• Aim of the task:
Of the lines in these entries, how many contain the string "color"? Give the number and nothing else.

[Dataset listings of figures]
☆ ☆ ☆ ☆ ☆

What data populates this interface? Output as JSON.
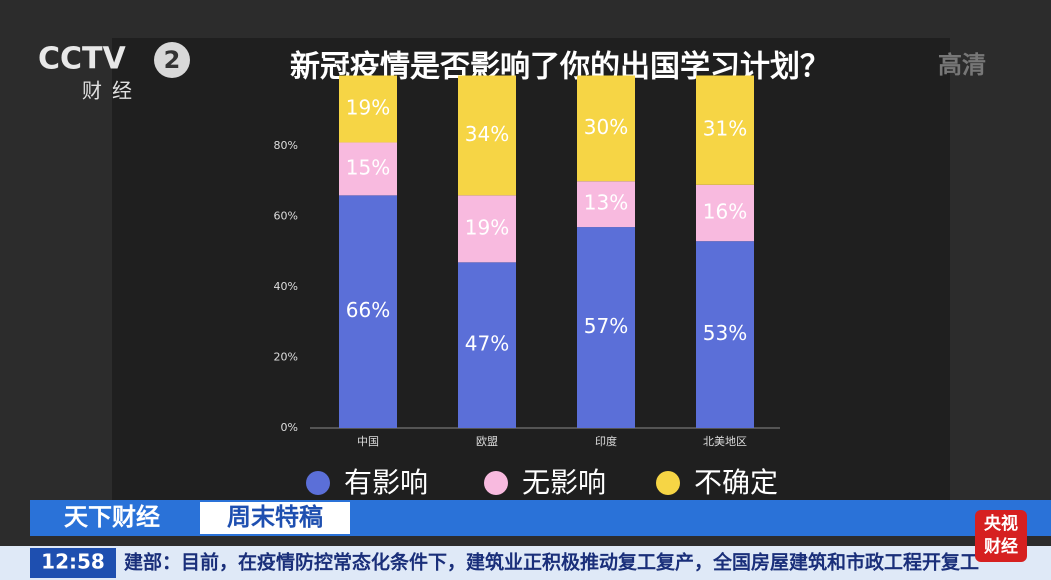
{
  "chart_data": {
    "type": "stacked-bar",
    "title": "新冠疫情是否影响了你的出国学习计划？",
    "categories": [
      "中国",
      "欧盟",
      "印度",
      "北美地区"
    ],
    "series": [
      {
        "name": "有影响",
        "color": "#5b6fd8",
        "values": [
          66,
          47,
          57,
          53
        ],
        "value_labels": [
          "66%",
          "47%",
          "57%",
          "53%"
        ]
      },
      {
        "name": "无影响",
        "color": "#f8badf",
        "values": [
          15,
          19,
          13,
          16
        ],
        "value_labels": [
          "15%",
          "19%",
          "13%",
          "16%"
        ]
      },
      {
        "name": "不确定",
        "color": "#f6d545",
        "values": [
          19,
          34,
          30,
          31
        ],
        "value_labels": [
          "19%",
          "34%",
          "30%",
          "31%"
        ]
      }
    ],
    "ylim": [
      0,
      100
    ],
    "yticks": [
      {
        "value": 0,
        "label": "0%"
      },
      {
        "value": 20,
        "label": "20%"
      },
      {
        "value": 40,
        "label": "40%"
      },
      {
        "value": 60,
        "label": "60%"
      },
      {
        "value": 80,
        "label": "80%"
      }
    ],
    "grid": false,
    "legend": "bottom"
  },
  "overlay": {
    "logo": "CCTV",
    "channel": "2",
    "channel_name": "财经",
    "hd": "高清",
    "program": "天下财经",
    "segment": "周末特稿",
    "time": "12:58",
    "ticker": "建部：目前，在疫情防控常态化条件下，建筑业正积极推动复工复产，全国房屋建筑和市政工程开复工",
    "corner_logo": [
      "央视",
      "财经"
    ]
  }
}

☆ ☆ ☆ ☆ ☆

• Written answer:
3